**PROBLEM TO WORK ON**
Set down every record once more, exactly as given.
━━━━━ DATA LINES
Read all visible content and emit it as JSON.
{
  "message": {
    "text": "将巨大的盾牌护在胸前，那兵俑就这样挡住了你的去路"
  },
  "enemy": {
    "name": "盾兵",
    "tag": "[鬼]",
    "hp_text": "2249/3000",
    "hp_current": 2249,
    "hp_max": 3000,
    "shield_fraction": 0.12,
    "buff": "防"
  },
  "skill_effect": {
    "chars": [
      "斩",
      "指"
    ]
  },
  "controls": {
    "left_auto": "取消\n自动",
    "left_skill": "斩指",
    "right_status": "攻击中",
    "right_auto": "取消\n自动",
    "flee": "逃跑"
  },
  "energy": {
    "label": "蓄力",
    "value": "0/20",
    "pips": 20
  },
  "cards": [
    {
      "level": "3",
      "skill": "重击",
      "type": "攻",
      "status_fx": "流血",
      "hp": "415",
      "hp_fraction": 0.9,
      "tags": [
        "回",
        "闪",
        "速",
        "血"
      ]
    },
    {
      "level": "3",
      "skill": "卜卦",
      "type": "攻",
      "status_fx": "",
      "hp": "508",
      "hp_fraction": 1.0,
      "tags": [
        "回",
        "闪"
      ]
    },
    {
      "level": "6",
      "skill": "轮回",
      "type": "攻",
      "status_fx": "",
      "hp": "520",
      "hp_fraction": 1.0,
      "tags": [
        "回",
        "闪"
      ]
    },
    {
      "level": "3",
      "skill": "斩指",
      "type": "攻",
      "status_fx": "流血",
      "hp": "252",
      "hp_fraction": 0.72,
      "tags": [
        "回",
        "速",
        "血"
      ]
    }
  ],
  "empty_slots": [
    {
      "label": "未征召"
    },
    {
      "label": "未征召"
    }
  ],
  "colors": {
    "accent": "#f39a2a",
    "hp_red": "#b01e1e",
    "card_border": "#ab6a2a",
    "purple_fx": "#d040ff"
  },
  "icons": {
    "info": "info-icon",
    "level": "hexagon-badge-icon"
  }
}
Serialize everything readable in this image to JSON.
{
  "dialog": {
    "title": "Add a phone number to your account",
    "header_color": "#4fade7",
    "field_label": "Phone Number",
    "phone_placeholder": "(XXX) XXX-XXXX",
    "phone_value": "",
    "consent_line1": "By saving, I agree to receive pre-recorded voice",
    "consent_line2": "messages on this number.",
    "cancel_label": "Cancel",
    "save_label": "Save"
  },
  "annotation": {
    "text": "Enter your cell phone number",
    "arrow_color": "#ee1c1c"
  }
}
━━━━━━━━━━
**EXERCISE OUTPUT**
Read all visible content and emit it as JSON.
{
  "message": {
    "text": "将巨大的盾牌护在胸前，那兵俑就这样挡住了你的去路"
  },
  "enemy": {
    "name": "盾兵",
    "tag": "[鬼]",
    "hp_text": "2249/3000",
    "hp_current": 2249,
    "hp_max": 3000,
    "shield_fraction": 0.12,
    "buff": "防"
  },
  "skill_effect": {
    "chars": [
      "斩",
      "指"
    ]
  },
  "controls": {
    "left_auto": "取消\n自动",
    "left_skill": "斩指",
    "right_status": "攻击中",
    "right_auto": "取消\n自动",
    "flee": "逃跑"
  },
  "energy": {
    "label": "蓄力",
    "value": "0/20",
    "pips": 20
  },
  "cards": [
    {
      "level": "3",
      "skill": "重击",
      "type": "攻",
      "status_fx": "流血",
      "hp": "415",
      "hp_fraction": 0.9,
      "tags": [
        "回",
        "闪",
        "速",
        "血"
      ]
    },
    {
      "level": "3",
      "skill": "卜卦",
      "type": "攻",
      "status_fx": "",
      "hp": "508",
      "hp_fraction": 1.0,
      "tags": [
        "回",
        "闪"
      ]
    },
    {
      "level": "6",
      "skill": "轮回",
      "type": "攻",
      "status_fx": "",
      "hp": "520",
      "hp_fraction": 1.0,
      "tags": [
        "回",
        "闪"
      ]
    },
    {
      "level": "3",
      "skill": "斩指",
      "type": "攻",
      "status_fx": "流血",
      "hp": "252",
      "hp_fraction": 0.72,
      "tags": [
        "回",
        "速",
        "血"
      ]
    }
  ],
  "empty_slots": [
    {
      "label": "未征召"
    },
    {
      "label": "未征召"
    }
  ],
  "colors": {
    "accent": "#f39a2a",
    "hp_red": "#b01e1e",
    "card_border": "#ab6a2a",
    "purple_fx": "#d040ff"
  },
  "icons": {
    "info": "info-icon",
    "level": "hexagon-badge-icon"
  }
}
Serialize everything readable in this image to JSON.
{
  "dialog": {
    "title": "Add a phone number to your account",
    "header_color": "#4fade7",
    "field_label": "Phone Number",
    "phone_placeholder": "(XXX) XXX-XXXX",
    "phone_value": "",
    "consent_line1": "By saving, I agree to receive pre-recorded voice",
    "consent_line2": "messages on this number.",
    "cancel_label": "Cancel",
    "save_label": "Save"
  },
  "annotation": {
    "text": "Enter your cell phone number",
    "arrow_color": "#ee1c1c"
  }
}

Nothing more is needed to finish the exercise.